Copy the entries below line for line, without changing anything, but leave out the pictures.

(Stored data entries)
+++

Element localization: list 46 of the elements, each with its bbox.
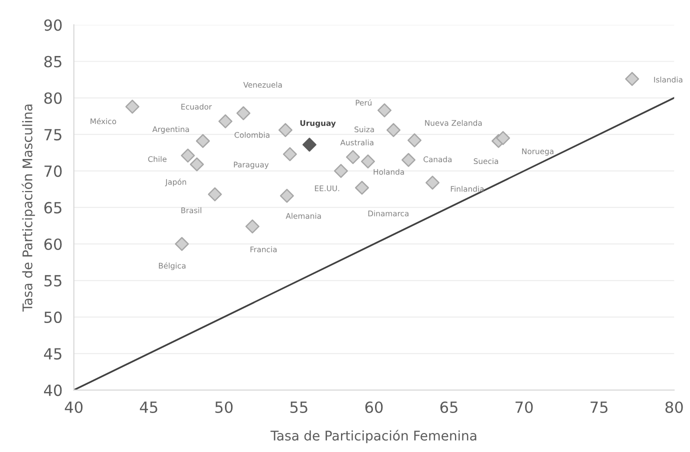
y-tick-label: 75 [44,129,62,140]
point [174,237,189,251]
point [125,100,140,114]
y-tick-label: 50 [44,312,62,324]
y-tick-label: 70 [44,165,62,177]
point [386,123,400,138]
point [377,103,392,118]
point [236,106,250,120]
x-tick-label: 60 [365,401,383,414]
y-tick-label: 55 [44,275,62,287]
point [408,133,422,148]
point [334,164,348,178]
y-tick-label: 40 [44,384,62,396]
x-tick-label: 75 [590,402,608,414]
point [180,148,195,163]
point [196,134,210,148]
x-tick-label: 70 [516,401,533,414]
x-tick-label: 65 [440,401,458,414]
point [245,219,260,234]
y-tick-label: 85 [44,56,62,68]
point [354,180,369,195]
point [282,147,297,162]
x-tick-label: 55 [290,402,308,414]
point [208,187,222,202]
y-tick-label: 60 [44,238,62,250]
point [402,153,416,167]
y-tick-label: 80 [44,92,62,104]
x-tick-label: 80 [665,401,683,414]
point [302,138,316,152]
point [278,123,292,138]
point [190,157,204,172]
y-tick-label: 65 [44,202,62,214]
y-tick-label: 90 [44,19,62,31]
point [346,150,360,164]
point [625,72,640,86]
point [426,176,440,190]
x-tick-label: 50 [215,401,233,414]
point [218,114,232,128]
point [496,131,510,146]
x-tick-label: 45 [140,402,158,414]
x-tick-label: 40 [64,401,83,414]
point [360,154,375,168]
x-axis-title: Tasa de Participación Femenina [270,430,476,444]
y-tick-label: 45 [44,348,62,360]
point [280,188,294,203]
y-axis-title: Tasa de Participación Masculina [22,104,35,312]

+++

Correct result ▸
Element localization: list 46 of the elements, each with its bbox.
y-tick-label: 75 [44,129,62,140]
point [174,237,189,251]
point [125,100,140,114]
y-tick-label: 50 [44,312,62,324]
y-tick-label: 70 [44,165,62,177]
point [386,123,400,138]
point [377,103,392,118]
point [236,106,250,120]
x-tick-label: 60 [365,401,383,414]
y-tick-label: 55 [44,275,62,287]
point [408,133,422,148]
point [334,164,348,178]
y-tick-label: 40 [44,384,62,396]
x-tick-label: 75 [590,402,608,414]
point [180,148,195,163]
point [196,134,210,148]
x-tick-label: 70 [516,401,533,414]
x-tick-label: 65 [440,401,458,414]
point [245,219,260,234]
y-tick-label: 85 [44,56,62,68]
point [354,180,369,195]
point [282,147,297,162]
x-tick-label: 55 [290,402,308,414]
point [208,187,222,202]
y-tick-label: 60 [44,238,62,250]
point [402,153,416,167]
y-tick-label: 80 [44,92,62,104]
x-tick-label: 80 [665,401,683,414]
point [302,138,316,152]
point [278,123,292,138]
point [190,157,204,172]
y-tick-label: 65 [44,202,62,214]
y-tick-label: 90 [44,19,62,31]
point [346,150,360,164]
point [625,72,640,86]
point [426,176,440,190]
x-tick-label: 50 [215,401,233,414]
point [218,114,232,128]
point [496,131,510,146]
x-tick-label: 45 [140,402,158,414]
x-tick-label: 40 [64,401,83,414]
point [360,154,375,168]
x-axis-title: Tasa de Participación Femenina [270,430,476,444]
y-tick-label: 45 [44,348,62,360]
point [280,188,294,203]
y-axis-title: Tasa de Participación Masculina [22,104,35,312]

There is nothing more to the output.